** start of Record set **

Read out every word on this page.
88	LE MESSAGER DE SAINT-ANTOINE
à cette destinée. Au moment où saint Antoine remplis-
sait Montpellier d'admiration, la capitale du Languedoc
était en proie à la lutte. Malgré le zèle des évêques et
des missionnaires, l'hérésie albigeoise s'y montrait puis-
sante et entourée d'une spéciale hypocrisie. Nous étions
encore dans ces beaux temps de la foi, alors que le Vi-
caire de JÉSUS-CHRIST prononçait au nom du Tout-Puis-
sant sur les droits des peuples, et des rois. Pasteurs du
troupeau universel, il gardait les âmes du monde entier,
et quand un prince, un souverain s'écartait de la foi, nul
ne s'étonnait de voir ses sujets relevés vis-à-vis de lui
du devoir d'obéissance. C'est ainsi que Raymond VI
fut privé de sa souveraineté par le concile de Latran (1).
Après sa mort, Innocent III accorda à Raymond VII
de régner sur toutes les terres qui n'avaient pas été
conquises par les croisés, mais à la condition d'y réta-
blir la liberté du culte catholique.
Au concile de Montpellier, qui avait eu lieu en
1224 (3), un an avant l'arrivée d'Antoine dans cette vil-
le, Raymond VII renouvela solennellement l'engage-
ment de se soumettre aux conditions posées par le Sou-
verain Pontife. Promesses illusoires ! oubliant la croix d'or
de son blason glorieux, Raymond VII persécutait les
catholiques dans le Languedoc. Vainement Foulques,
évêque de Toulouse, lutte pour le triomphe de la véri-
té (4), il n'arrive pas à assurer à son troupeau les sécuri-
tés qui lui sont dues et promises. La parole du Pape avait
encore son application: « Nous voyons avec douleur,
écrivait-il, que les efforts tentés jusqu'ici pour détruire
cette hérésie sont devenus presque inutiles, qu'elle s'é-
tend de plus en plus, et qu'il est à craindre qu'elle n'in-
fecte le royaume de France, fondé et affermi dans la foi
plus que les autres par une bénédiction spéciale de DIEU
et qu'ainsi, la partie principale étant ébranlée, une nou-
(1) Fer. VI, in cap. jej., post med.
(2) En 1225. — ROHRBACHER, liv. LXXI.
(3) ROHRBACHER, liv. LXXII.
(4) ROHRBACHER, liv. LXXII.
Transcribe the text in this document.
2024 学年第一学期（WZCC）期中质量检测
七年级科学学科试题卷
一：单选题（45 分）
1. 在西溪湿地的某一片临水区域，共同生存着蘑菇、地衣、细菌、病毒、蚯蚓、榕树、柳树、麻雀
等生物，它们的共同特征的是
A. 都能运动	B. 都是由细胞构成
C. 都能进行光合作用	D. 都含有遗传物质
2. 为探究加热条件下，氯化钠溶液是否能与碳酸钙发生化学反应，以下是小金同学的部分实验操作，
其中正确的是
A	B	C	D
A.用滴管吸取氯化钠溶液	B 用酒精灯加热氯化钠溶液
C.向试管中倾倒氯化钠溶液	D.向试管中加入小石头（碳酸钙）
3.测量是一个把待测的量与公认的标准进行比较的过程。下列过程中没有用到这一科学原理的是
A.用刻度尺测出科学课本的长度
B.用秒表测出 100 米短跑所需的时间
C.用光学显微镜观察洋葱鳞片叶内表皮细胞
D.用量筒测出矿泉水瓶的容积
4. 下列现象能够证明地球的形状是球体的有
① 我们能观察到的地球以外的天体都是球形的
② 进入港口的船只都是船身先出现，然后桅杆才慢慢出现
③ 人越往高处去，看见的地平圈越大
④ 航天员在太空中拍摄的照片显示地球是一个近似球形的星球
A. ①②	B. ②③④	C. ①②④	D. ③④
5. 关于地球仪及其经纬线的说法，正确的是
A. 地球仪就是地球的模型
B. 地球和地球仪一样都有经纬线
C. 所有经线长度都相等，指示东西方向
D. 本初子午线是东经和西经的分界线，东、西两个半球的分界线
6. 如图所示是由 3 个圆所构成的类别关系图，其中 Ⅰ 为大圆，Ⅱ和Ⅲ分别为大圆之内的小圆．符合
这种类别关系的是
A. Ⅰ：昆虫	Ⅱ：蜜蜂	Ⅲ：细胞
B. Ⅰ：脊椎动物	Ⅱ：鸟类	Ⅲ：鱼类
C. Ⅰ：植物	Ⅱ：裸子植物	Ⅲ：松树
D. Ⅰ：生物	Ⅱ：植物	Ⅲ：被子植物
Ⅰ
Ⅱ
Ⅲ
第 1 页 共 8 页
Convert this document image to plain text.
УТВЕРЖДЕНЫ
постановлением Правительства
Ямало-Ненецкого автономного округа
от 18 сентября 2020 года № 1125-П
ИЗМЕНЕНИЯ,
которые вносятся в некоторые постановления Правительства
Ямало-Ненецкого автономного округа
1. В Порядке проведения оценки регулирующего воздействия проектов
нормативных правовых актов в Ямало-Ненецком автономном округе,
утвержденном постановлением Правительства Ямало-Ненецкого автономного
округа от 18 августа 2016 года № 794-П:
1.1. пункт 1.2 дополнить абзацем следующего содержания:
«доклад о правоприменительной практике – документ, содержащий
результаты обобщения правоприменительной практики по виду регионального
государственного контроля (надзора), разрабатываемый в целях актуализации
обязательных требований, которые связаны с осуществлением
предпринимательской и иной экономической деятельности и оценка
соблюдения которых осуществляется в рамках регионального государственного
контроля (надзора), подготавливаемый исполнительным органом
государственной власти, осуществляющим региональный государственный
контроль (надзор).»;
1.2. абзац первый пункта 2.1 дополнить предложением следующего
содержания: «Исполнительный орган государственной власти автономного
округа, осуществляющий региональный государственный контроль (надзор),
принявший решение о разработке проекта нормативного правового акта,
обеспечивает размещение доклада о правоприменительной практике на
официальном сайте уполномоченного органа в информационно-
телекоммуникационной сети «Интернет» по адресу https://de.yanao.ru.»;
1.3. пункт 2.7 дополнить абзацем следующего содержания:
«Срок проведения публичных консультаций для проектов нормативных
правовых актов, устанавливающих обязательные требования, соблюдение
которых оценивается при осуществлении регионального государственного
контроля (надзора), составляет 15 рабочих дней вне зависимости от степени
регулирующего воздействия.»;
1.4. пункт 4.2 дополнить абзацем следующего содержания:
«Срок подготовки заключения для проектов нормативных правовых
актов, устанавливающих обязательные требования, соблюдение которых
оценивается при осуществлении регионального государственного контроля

** end of Record set **

:: Task details ::
Set down the entries verbatim, leaving none out.

:: Solved exercise ::
Read out every word on this page.
88	LE MESSAGER DE SAINT-ANTOINE
à cette destinée. Au moment où saint Antoine remplis-
sait Montpellier d'admiration, la capitale du Languedoc
était en proie à la lutte. Malgré le zèle des évêques et
des missionnaires, l'hérésie albigeoise s'y montrait puis-
sante et entourée d'une spéciale hypocrisie. Nous étions
encore dans ces beaux temps de la foi, alors que le Vi-
caire de JÉSUS-CHRIST prononçait au nom du Tout-Puis-
sant sur les droits des peuples, et des rois. Pasteurs du
troupeau universel, il gardait les âmes du monde entier,
et quand un prince, un souverain s'écartait de la foi, nul
ne s'étonnait de voir ses sujets relevés vis-à-vis de lui
du devoir d'obéissance. C'est ainsi que Raymond VI
fut privé de sa souveraineté par le concile de Latran (1).
Après sa mort, Innocent III accorda à Raymond VII
de régner sur toutes les terres qui n'avaient pas été
conquises par les croisés, mais à la condition d'y réta-
blir la liberté du culte catholique.
Au concile de Montpellier, qui avait eu lieu en
1224 (3), un an avant l'arrivée d'Antoine dans cette vil-
le, Raymond VII renouvela solennellement l'engage-
ment de se soumettre aux conditions posées par le Sou-
verain Pontife. Promesses illusoires ! oubliant la croix d'or
de son blason glorieux, Raymond VII persécutait les
catholiques dans le Languedoc. Vainement Foulques,
évêque de Toulouse, lutte pour le triomphe de la véri-
té (4), il n'arrive pas à assurer à son troupeau les sécuri-
tés qui lui sont dues et promises. La parole du Pape avait
encore son application: « Nous voyons avec douleur,
écrivait-il, que les efforts tentés jusqu'ici pour détruire
cette hérésie sont devenus presque inutiles, qu'elle s'é-
tend de plus en plus, et qu'il est à craindre qu'elle n'in-
fecte le royaume de France, fondé et affermi dans la foi
plus que les autres par une bénédiction spéciale de DIEU
et qu'ainsi, la partie principale étant ébranlée, une nou-
(1) Fer. VI, in cap. jej., post med.
(2) En 1225. — ROHRBACHER, liv. LXXI.
(3) ROHRBACHER, liv. LXXII.
(4) ROHRBACHER, liv. LXXII.
Transcribe the text in this document.
2024 学年第一学期（WZCC）期中质量检测
七年级科学学科试题卷
一：单选题（45 分）
1. 在西溪湿地的某一片临水区域，共同生存着蘑菇、地衣、细菌、病毒、蚯蚓、榕树、柳树、麻雀
等生物，它们的共同特征的是
A. 都能运动	B. 都是由细胞构成
C. 都能进行光合作用	D. 都含有遗传物质
2. 为探究加热条件下，氯化钠溶液是否能与碳酸钙发生化学反应，以下是小金同学的部分实验操作，
其中正确的是
A	B	C	D
A.用滴管吸取氯化钠溶液	B 用酒精灯加热氯化钠溶液
C.向试管中倾倒氯化钠溶液	D.向试管中加入小石头（碳酸钙）
3.测量是一个把待测的量与公认的标准进行比较的过程。下列过程中没有用到这一科学原理的是
A.用刻度尺测出科学课本的长度
B.用秒表测出 100 米短跑所需的时间
C.用光学显微镜观察洋葱鳞片叶内表皮细胞
D.用量筒测出矿泉水瓶的容积
4. 下列现象能够证明地球的形状是球体的有
① 我们能观察到的地球以外的天体都是球形的
② 进入港口的船只都是船身先出现，然后桅杆才慢慢出现
③ 人越往高处去，看见的地平圈越大
④ 航天员在太空中拍摄的照片显示地球是一个近似球形的星球
A. ①②	B. ②③④	C. ①②④	D. ③④
5. 关于地球仪及其经纬线的说法，正确的是
A. 地球仪就是地球的模型
B. 地球和地球仪一样都有经纬线
C. 所有经线长度都相等，指示东西方向
D. 本初子午线是东经和西经的分界线，东、西两个半球的分界线
6. 如图所示是由 3 个圆所构成的类别关系图，其中 Ⅰ 为大圆，Ⅱ和Ⅲ分别为大圆之内的小圆．符合
这种类别关系的是
A. Ⅰ：昆虫	Ⅱ：蜜蜂	Ⅲ：细胞
B. Ⅰ：脊椎动物	Ⅱ：鸟类	Ⅲ：鱼类
C. Ⅰ：植物	Ⅱ：裸子植物	Ⅲ：松树
D. Ⅰ：生物	Ⅱ：植物	Ⅲ：被子植物
Ⅰ
Ⅱ
Ⅲ
第 1 页 共 8 页
Convert this document image to plain text.
УТВЕРЖДЕНЫ
постановлением Правительства
Ямало-Ненецкого автономного округа
от 18 сентября 2020 года № 1125-П
ИЗМЕНЕНИЯ,
которые вносятся в некоторые постановления Правительства
Ямало-Ненецкого автономного округа
1. В Порядке проведения оценки регулирующего воздействия проектов
нормативных правовых актов в Ямало-Ненецком автономном округе,
утвержденном постановлением Правительства Ямало-Ненецкого автономного
округа от 18 августа 2016 года № 794-П:
1.1. пункт 1.2 дополнить абзацем следующего содержания:
«доклад о правоприменительной практике – документ, содержащий
результаты обобщения правоприменительной практики по виду регионального
государственного контроля (надзора), разрабатываемый в целях актуализации
обязательных требований, которые связаны с осуществлением
предпринимательской и иной экономической деятельности и оценка
соблюдения которых осуществляется в рамках регионального государственного
контроля (надзора), подготавливаемый исполнительным органом
государственной власти, осуществляющим региональный государственный
контроль (надзор).»;
1.2. абзац первый пункта 2.1 дополнить предложением следующего
содержания: «Исполнительный орган государственной власти автономного
округа, осуществляющий региональный государственный контроль (надзор),
принявший решение о разработке проекта нормативного правового акта,
обеспечивает размещение доклада о правоприменительной практике на
официальном сайте уполномоченного органа в информационно-
телекоммуникационной сети «Интернет» по адресу https://de.yanao.ru.»;
1.3. пункт 2.7 дополнить абзацем следующего содержания:
«Срок проведения публичных консультаций для проектов нормативных
правовых актов, устанавливающих обязательные требования, соблюдение
которых оценивается при осуществлении регионального государственного
контроля (надзора), составляет 15 рабочих дней вне зависимости от степени
регулирующего воздействия.»;
1.4. пункт 4.2 дополнить абзацем следующего содержания:
«Срок подготовки заключения для проектов нормативных правовых
актов, устанавливающих обязательные требования, соблюдение которых
оценивается при осуществлении регионального государственного контроля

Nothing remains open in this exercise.